Dataset items:
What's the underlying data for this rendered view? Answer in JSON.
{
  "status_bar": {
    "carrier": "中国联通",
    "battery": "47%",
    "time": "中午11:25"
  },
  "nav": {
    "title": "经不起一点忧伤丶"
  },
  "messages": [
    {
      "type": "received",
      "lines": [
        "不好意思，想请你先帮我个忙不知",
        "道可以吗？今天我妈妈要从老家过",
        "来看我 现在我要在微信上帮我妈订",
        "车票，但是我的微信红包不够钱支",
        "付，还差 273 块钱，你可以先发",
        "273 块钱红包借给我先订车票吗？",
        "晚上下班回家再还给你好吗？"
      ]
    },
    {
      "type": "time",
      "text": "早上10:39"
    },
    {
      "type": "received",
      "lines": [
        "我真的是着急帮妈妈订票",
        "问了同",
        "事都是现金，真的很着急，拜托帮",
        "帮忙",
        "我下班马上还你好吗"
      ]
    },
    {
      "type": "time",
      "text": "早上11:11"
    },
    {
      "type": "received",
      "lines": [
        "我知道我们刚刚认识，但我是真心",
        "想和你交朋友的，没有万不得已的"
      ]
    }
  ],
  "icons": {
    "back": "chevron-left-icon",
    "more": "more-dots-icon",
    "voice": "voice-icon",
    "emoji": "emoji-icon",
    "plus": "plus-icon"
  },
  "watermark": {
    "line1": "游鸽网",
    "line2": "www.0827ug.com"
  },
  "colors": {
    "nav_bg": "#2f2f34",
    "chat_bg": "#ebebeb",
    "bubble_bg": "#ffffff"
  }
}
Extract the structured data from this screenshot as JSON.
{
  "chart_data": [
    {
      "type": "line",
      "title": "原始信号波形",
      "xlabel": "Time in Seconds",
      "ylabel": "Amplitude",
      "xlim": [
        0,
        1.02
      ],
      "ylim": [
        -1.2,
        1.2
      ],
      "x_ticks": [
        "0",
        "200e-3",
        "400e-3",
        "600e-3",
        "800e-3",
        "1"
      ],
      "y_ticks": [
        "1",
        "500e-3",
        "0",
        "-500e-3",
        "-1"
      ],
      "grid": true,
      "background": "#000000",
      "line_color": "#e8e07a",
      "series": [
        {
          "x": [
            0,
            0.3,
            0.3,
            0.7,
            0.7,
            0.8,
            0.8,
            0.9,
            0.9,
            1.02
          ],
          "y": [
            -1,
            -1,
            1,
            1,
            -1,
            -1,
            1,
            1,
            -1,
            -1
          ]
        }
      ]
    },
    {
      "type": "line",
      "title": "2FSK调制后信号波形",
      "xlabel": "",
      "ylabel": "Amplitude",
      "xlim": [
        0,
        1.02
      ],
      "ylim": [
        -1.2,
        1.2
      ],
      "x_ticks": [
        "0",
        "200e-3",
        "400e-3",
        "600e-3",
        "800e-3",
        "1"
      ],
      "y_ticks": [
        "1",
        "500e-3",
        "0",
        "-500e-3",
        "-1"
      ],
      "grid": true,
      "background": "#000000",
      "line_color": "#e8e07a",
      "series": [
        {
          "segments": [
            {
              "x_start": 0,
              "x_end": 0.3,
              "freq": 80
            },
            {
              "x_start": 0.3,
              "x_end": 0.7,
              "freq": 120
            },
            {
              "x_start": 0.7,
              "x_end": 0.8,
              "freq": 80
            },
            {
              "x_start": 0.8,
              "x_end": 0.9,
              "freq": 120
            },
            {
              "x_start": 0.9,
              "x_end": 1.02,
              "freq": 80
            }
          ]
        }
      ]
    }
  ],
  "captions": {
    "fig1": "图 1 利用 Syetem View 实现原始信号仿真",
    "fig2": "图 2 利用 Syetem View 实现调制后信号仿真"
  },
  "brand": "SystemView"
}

* What is needed *
Locate the lines above that hold the word "JSON". Show every one of them.

* Output below *
What's the underlying data for this rendered view? Answer in JSON.
Extract the structured data from this screenshot as JSON.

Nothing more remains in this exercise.